Every line holding the string "institución" should be gathered.
++++ AVAILABLE RECORDS ++++
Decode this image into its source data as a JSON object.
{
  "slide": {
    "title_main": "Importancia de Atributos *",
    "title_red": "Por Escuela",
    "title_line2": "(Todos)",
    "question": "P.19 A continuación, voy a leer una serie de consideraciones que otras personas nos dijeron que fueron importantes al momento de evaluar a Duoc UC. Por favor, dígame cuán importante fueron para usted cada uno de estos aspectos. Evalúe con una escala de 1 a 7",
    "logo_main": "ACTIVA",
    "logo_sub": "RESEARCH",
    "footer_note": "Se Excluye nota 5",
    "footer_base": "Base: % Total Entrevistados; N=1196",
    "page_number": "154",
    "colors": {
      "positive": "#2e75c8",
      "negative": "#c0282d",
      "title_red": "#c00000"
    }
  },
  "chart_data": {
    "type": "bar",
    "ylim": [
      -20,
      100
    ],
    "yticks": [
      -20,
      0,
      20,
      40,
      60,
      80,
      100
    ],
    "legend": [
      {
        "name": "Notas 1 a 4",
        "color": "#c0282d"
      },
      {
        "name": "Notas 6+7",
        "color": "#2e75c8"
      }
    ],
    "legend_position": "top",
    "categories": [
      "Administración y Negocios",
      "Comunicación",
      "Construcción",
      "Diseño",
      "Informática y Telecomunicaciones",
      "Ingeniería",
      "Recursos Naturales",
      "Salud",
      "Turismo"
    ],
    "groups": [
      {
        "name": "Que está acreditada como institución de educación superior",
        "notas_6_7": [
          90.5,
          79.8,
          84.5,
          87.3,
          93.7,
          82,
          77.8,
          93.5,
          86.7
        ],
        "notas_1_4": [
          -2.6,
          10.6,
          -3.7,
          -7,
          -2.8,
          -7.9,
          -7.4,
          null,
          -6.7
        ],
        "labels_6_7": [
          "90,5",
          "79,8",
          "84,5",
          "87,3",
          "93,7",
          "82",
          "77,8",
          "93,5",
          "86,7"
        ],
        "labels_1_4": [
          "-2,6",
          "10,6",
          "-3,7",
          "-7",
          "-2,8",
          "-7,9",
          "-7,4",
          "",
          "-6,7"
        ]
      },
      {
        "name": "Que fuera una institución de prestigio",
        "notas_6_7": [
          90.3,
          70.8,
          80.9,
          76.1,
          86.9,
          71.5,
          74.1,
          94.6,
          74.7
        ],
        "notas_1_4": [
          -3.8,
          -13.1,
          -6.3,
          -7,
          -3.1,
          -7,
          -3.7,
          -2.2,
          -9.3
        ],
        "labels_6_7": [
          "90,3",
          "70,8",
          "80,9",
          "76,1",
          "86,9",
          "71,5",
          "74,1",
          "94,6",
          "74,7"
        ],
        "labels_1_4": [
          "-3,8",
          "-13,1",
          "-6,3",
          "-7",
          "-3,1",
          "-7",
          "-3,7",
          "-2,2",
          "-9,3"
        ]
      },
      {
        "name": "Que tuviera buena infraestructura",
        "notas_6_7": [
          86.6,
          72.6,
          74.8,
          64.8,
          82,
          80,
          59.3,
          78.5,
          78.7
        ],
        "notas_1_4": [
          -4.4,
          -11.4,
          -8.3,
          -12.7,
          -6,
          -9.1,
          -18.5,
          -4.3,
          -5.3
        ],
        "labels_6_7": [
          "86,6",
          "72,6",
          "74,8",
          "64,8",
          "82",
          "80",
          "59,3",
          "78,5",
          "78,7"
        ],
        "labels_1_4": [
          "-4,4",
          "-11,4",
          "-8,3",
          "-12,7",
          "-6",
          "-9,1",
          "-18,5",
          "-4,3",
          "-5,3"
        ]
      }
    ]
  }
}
++++
## FINISHED TASK
        "name": "Que está acreditada como institución de educación superior",
        "name": "Que fuera una institución de prestigio",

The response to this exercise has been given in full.